§ **Set problem**
Collect every line that includes the string "Size".

§ **Input rows**
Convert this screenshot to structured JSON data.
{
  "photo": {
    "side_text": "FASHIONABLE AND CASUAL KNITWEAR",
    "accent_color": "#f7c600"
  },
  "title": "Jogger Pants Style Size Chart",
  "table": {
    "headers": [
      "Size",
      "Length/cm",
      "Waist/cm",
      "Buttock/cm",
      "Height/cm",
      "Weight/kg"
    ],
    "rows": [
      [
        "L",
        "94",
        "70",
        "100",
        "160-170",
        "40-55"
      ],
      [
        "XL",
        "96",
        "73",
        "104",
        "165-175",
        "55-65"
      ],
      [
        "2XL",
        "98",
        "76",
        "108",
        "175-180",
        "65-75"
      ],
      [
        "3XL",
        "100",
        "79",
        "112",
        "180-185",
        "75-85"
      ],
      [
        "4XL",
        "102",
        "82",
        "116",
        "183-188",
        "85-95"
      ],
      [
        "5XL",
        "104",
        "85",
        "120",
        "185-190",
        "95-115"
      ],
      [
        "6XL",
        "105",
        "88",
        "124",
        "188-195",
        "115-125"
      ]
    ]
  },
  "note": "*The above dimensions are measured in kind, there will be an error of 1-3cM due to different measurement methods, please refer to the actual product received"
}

§ **Solution to this problem**
  "title": "Jogger Pants Style Size Chart",
      "Size",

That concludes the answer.